(Stored records)
☆ ☆ ☆ ☆

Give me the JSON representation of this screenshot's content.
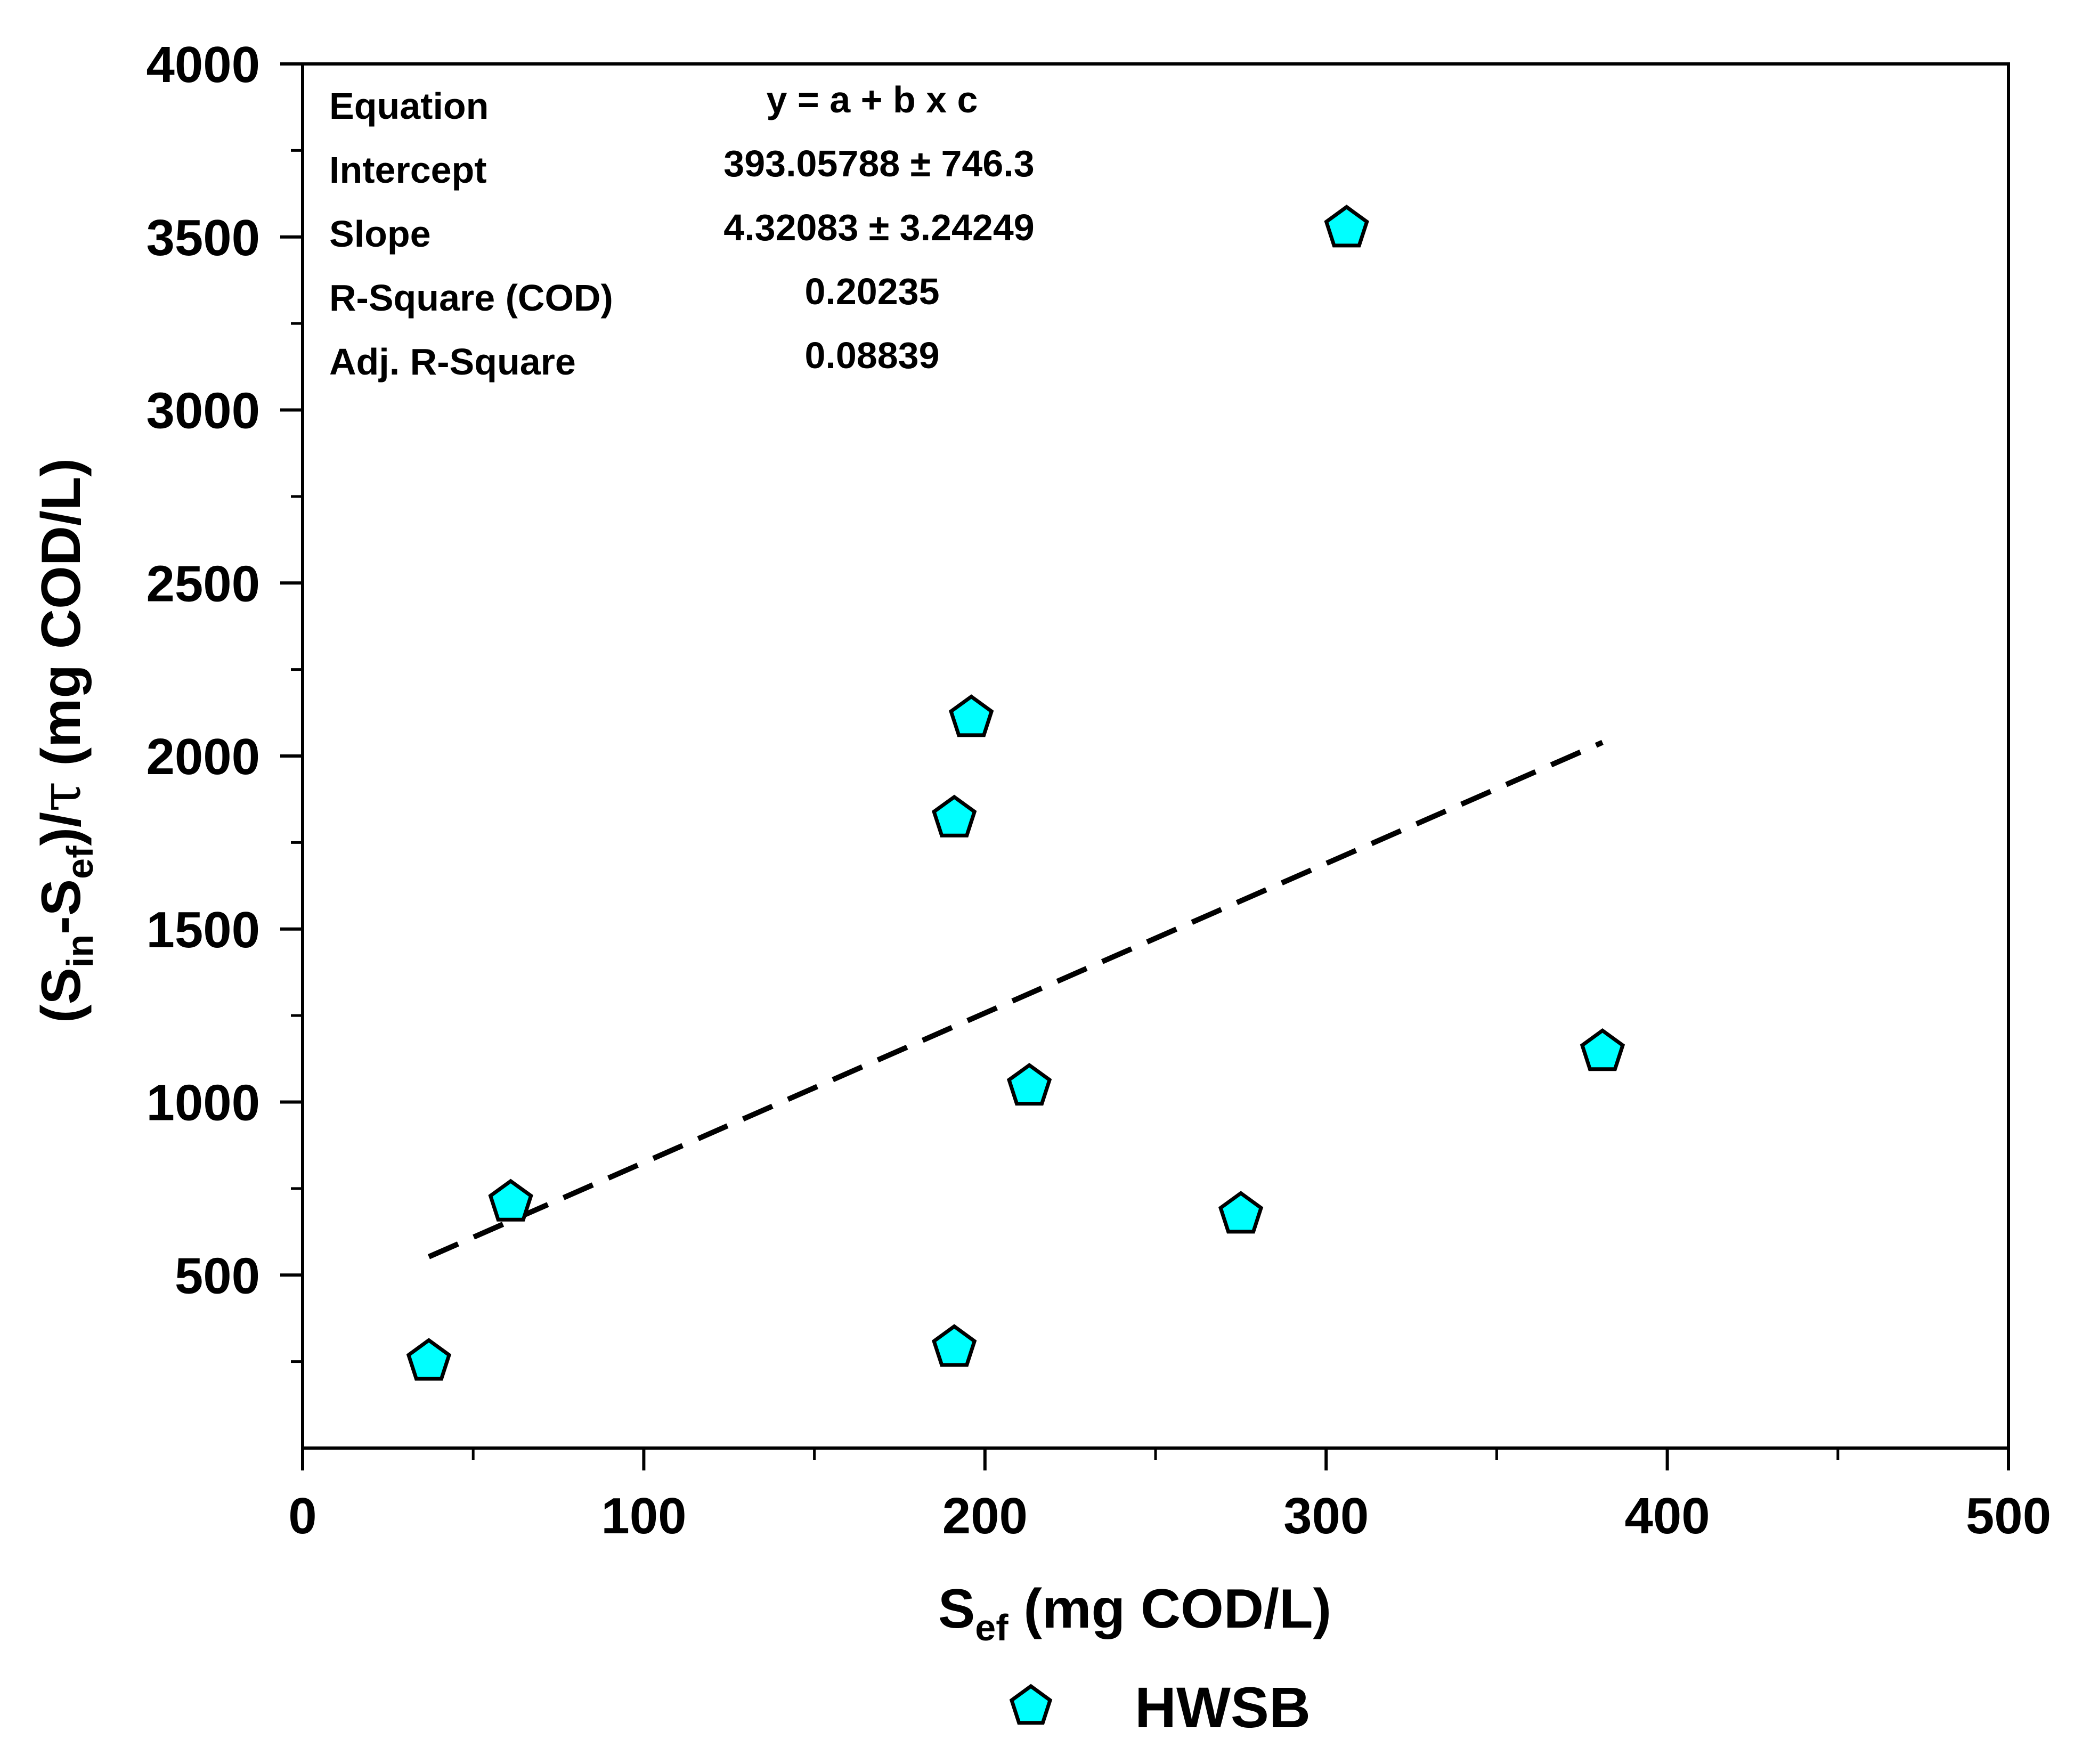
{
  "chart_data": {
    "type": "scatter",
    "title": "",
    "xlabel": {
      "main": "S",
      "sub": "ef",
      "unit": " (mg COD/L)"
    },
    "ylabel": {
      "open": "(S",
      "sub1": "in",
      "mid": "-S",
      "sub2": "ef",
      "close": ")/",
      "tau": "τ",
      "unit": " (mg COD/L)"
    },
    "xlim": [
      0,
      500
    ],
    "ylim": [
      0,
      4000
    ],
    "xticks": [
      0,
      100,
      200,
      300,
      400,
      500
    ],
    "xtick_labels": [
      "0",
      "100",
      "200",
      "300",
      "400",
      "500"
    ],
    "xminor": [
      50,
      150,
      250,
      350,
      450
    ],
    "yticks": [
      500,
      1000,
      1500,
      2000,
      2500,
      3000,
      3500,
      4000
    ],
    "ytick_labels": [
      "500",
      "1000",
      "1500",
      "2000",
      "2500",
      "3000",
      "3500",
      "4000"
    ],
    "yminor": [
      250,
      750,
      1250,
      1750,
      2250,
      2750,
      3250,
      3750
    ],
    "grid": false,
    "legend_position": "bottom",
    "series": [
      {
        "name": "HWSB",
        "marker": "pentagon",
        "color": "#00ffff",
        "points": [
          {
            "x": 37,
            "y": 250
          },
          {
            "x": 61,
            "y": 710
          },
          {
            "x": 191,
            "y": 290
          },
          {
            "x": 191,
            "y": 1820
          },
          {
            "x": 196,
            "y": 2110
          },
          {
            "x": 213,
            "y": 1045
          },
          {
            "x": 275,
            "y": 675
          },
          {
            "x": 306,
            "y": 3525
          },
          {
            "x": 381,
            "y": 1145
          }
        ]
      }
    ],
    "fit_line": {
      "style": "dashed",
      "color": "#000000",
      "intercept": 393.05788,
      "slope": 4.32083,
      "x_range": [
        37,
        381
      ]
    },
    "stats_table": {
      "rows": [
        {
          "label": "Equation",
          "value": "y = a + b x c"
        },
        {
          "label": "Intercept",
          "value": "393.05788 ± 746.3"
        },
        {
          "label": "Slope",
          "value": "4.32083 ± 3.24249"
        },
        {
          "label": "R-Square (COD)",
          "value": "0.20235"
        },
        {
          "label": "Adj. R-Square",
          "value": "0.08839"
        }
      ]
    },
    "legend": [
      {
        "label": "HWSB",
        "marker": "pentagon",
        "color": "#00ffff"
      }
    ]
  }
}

☆ ☆ ☆ ☆

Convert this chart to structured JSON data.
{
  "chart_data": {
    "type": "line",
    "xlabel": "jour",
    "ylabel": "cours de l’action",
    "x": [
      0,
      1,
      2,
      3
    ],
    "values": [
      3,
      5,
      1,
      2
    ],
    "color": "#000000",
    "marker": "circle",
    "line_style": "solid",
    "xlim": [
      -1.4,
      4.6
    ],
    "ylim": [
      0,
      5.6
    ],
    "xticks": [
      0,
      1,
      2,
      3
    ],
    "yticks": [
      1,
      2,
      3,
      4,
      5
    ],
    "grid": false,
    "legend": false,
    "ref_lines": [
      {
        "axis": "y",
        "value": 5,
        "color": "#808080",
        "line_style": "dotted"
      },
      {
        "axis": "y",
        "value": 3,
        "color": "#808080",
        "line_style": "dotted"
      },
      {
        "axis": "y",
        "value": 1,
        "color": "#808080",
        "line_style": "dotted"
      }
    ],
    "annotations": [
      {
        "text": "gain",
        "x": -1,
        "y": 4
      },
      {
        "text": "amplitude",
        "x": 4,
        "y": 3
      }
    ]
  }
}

☆ ☆ ☆ ☆

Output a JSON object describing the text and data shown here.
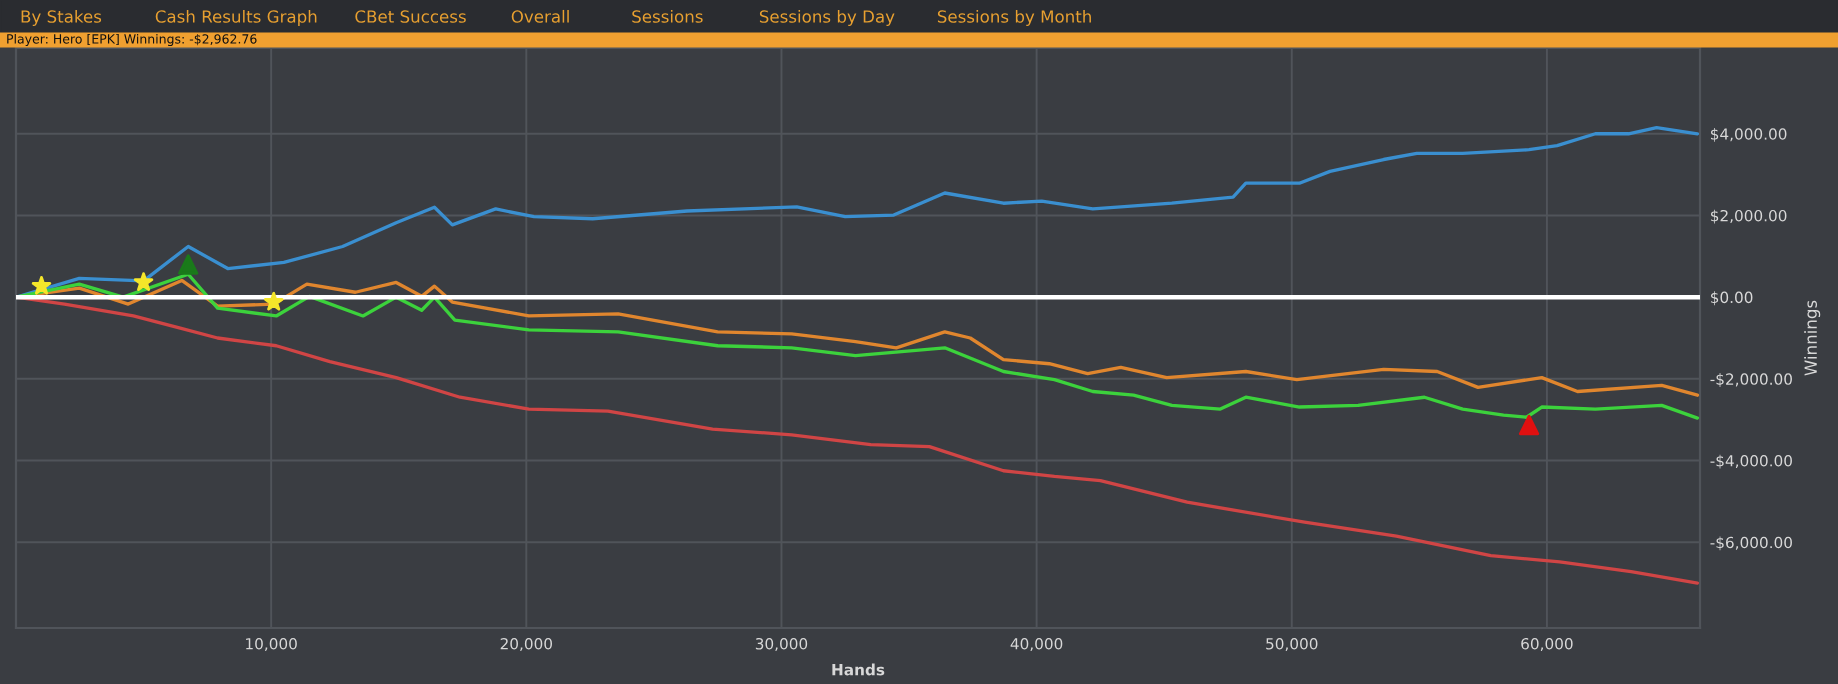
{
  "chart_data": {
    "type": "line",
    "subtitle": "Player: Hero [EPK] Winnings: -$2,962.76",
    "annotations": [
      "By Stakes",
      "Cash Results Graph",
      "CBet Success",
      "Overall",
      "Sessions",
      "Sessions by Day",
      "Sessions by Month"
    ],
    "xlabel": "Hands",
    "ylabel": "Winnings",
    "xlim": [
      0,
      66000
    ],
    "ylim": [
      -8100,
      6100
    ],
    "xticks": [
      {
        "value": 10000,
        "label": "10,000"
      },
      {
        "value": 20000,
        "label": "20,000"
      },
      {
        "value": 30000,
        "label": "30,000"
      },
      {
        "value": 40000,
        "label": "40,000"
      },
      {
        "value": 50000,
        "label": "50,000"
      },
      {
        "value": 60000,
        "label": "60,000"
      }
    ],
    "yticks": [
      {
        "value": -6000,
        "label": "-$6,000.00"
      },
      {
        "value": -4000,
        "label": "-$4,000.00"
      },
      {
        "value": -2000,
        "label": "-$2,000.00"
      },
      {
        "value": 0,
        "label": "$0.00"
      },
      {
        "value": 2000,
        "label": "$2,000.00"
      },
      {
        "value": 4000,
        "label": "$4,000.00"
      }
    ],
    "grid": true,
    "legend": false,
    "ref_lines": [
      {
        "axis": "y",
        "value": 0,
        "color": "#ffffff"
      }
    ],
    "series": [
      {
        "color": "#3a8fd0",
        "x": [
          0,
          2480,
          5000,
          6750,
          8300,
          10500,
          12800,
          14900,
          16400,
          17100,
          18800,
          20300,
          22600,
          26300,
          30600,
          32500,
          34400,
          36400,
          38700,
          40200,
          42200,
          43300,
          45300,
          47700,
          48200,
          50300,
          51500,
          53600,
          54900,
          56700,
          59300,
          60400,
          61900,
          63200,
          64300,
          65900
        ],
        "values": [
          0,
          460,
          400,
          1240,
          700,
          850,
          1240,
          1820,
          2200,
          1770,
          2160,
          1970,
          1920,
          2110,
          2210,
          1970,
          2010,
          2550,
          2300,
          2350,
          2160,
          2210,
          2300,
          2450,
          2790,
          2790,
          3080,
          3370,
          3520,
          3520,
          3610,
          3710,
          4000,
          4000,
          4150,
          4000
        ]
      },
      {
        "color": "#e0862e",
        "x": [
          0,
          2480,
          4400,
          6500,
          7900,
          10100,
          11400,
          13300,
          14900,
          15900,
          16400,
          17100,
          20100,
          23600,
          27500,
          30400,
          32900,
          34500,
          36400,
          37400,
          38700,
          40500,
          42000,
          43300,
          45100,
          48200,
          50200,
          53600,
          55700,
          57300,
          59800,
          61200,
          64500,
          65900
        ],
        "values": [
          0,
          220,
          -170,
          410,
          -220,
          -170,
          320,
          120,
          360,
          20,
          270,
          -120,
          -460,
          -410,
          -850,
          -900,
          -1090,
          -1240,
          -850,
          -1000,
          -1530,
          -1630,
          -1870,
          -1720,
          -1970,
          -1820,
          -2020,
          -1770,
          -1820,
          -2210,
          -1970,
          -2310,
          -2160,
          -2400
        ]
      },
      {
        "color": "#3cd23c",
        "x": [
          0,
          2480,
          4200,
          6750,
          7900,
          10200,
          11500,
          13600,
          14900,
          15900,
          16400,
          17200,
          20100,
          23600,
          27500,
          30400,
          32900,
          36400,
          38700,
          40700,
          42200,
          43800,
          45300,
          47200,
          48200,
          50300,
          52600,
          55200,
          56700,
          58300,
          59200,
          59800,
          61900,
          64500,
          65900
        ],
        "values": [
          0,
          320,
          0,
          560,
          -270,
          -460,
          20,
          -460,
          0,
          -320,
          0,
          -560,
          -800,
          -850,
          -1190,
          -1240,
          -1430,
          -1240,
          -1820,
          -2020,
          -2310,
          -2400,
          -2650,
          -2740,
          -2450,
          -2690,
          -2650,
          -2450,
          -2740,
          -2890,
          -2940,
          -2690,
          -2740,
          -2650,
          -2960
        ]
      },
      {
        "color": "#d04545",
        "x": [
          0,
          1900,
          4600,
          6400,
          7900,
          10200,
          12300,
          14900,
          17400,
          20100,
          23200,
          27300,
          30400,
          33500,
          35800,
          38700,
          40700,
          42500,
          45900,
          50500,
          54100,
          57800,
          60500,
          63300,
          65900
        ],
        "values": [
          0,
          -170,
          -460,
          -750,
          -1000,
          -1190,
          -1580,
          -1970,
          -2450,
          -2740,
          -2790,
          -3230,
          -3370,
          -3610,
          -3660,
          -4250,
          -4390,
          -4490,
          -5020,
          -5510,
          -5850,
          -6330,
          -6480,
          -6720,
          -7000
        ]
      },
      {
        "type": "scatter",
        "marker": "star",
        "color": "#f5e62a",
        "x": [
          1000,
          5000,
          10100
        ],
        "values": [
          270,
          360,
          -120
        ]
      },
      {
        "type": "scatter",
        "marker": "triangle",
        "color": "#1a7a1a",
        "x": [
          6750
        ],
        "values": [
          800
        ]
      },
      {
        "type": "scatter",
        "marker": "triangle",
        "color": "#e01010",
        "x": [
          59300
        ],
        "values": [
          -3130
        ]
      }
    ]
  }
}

☆ ☆ ☆ ☆

Only a number is wanted here: how many lines in the data above include the string "Square"?

2